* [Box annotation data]
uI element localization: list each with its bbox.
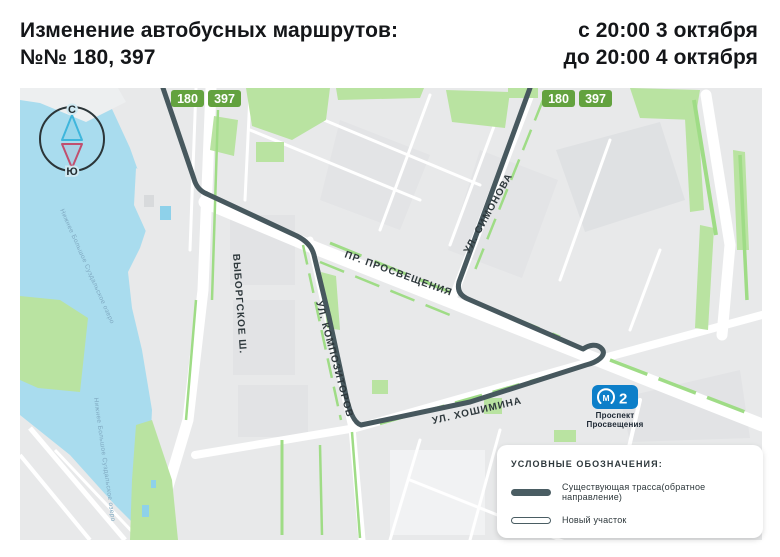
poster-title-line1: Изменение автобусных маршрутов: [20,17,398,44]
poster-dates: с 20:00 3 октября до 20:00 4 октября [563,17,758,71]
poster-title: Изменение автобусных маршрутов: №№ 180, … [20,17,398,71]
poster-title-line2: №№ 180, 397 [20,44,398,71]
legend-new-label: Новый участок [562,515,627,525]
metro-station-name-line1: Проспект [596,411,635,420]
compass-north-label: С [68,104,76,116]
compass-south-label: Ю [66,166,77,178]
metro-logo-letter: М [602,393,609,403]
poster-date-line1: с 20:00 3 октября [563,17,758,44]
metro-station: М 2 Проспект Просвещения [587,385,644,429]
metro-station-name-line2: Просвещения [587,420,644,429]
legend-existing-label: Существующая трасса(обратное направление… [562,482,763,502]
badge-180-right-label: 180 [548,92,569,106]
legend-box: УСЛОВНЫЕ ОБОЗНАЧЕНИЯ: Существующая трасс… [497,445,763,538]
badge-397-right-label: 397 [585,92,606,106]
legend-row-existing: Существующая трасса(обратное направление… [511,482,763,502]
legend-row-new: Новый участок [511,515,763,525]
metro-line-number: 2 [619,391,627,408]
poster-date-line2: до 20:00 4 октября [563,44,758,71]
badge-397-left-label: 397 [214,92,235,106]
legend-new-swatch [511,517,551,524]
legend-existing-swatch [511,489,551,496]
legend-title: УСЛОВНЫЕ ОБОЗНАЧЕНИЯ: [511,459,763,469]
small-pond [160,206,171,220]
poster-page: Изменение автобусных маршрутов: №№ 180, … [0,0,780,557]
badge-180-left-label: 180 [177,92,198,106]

---

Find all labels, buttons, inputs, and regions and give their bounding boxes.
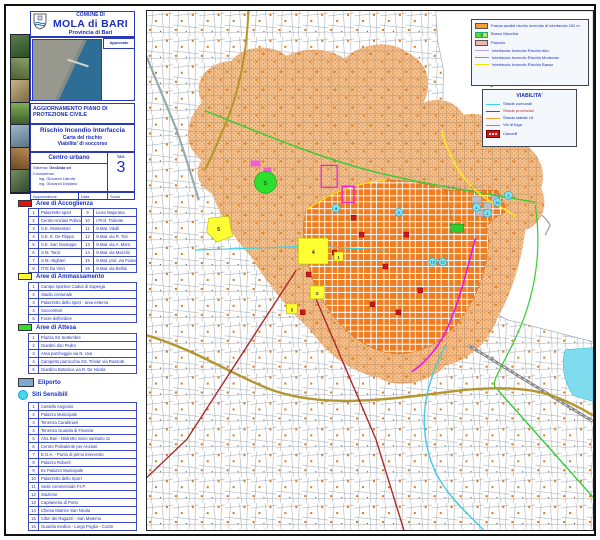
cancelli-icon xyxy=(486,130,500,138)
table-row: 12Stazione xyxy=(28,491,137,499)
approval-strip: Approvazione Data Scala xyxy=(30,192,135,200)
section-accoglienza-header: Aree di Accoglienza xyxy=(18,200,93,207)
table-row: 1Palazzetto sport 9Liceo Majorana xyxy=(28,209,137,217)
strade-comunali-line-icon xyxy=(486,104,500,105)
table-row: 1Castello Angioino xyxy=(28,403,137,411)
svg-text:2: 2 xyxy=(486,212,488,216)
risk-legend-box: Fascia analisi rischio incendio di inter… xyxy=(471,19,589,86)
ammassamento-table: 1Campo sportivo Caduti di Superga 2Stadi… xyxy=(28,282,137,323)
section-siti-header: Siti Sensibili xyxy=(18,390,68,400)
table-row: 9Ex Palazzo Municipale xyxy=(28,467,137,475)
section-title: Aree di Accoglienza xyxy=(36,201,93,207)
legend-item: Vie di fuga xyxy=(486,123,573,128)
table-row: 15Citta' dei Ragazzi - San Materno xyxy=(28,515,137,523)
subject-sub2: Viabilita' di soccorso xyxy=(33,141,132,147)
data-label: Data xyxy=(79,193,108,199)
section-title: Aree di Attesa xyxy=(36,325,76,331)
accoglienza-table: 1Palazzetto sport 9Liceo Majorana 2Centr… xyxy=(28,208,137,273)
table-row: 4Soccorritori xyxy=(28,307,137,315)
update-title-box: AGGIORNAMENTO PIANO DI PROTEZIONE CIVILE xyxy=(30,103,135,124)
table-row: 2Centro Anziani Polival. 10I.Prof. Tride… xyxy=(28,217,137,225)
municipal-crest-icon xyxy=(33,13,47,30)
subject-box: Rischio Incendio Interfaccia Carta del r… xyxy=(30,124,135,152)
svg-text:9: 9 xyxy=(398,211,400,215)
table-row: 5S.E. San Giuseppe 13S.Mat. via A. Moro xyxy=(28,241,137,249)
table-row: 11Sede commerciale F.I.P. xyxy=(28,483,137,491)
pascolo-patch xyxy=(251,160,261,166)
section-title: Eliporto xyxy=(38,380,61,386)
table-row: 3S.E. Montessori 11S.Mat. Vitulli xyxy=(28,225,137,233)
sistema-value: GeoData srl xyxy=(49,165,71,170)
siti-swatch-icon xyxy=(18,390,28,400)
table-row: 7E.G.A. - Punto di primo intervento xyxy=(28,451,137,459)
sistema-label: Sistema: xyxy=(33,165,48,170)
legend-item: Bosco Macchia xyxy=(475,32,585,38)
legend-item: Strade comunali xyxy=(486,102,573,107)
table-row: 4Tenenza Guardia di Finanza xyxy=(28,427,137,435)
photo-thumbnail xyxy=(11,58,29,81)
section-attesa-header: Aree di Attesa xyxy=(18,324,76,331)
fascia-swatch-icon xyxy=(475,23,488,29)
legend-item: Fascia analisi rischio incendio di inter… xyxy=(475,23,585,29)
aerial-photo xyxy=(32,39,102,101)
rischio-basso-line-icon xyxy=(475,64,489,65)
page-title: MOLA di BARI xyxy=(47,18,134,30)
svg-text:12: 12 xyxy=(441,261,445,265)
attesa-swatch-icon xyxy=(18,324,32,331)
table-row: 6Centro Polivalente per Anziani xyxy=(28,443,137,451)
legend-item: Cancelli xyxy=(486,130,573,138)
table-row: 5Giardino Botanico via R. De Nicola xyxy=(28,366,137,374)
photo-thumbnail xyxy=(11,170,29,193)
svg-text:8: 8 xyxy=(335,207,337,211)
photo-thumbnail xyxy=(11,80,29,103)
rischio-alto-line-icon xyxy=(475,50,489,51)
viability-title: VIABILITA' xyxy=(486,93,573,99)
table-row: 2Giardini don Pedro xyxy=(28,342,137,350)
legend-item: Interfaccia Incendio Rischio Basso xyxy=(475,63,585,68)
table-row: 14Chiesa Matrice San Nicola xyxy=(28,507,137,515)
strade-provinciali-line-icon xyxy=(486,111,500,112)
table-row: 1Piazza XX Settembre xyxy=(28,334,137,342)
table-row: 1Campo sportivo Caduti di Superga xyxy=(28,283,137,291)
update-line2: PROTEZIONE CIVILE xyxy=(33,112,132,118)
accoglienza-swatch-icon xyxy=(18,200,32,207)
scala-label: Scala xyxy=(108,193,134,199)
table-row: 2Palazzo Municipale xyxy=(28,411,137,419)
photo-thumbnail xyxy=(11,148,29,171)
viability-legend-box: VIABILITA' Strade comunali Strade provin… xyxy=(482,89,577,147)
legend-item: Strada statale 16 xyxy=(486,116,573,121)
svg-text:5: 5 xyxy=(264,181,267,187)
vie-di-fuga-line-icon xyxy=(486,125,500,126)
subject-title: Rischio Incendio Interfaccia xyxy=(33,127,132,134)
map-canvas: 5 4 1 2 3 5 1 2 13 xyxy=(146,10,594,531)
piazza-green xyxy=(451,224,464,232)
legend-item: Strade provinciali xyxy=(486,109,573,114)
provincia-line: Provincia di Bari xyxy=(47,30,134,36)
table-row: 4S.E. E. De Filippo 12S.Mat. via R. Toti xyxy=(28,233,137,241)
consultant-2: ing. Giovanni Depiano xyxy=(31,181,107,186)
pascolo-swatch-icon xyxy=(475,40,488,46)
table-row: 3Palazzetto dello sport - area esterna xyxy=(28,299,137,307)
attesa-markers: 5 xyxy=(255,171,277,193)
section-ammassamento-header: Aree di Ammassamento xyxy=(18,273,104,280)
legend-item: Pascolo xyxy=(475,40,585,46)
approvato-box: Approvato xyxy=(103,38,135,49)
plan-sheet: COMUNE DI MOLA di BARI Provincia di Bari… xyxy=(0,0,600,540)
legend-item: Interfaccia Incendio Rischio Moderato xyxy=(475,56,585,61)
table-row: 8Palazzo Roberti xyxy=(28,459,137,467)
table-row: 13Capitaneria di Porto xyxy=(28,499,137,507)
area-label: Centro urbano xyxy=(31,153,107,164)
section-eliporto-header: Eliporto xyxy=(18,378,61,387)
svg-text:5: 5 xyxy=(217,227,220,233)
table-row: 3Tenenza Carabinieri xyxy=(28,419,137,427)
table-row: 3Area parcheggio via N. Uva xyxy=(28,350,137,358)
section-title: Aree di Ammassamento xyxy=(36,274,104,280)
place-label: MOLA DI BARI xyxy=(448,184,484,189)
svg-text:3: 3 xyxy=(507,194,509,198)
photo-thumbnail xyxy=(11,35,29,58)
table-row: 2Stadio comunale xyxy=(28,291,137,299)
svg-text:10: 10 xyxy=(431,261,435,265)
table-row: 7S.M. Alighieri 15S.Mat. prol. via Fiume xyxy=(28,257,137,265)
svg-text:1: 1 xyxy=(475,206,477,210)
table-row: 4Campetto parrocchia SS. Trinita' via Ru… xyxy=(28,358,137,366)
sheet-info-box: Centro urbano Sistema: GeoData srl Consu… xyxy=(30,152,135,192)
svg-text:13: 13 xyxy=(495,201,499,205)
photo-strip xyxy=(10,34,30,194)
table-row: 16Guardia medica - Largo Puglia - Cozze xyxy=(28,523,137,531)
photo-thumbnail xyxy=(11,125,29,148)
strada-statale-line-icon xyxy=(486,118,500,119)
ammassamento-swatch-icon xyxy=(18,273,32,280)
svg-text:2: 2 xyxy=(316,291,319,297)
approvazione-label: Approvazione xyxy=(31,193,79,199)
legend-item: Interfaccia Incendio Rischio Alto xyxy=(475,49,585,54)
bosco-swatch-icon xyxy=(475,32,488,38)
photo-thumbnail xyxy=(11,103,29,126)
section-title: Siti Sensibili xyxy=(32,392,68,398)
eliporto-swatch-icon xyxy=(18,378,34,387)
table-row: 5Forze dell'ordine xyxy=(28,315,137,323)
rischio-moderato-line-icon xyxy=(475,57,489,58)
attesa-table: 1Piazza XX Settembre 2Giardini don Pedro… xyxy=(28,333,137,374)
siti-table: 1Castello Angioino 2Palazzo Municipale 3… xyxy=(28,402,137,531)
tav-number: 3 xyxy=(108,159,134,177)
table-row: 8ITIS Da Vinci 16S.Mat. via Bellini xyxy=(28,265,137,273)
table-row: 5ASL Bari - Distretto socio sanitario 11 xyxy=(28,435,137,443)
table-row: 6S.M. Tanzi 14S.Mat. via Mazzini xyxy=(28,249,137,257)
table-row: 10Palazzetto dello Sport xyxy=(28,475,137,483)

* [GOAL] In the listing, print every line from the one holding "poster-title-line1: Изменение автобусных" to the one holding "badge-180-left-label: 180 [177,92,198,106]", both included, with each line reproduced without change.

* [EXERCISE OUTPUT]
poster-title-line1: Изменение автобусных маршрутов: [20,17,398,44]
poster-dates: с 20:00 3 октября до 20:00 4 октября [563,17,758,71]
poster-title: Изменение автобусных маршрутов: №№ 180, … [20,17,398,71]
poster-title-line2: №№ 180, 397 [20,44,398,71]
legend-new-label: Новый участок [562,515,627,525]
metro-station-name-line1: Проспект [596,411,635,420]
compass-north-label: С [68,104,76,116]
compass-south-label: Ю [66,166,77,178]
metro-logo-letter: М [602,393,609,403]
poster-date-line1: с 20:00 3 октября [563,17,758,44]
metro-station: М 2 Проспект Просвещения [587,385,644,429]
metro-station-name-line2: Просвещения [587,420,644,429]
legend-existing-label: Существующая трасса(обратное направление… [562,482,763,502]
badge-180-right-label: 180 [548,92,569,106]
legend-box: УСЛОВНЫЕ ОБОЗНАЧЕНИЯ: Существующая трасс… [497,445,763,538]
badge-397-right-label: 397 [585,92,606,106]
legend-row-existing: Существующая трасса(обратное направление… [511,482,763,502]
legend-row-new: Новый участок [511,515,763,525]
metro-line-number: 2 [619,391,627,408]
poster-date-line2: до 20:00 4 октября [563,44,758,71]
badge-397-left-label: 397 [214,92,235,106]
legend-new-swatch [511,517,551,524]
legend-existing-swatch [511,489,551,496]
legend-title: УСЛОВНЫЕ ОБОЗНАЧЕНИЯ: [511,459,763,469]
small-pond [160,206,171,220]
poster-page: Изменение автобусных маршрутов: №№ 180, … [0,0,780,557]
badge-180-left-label: 180 [177,92,198,106]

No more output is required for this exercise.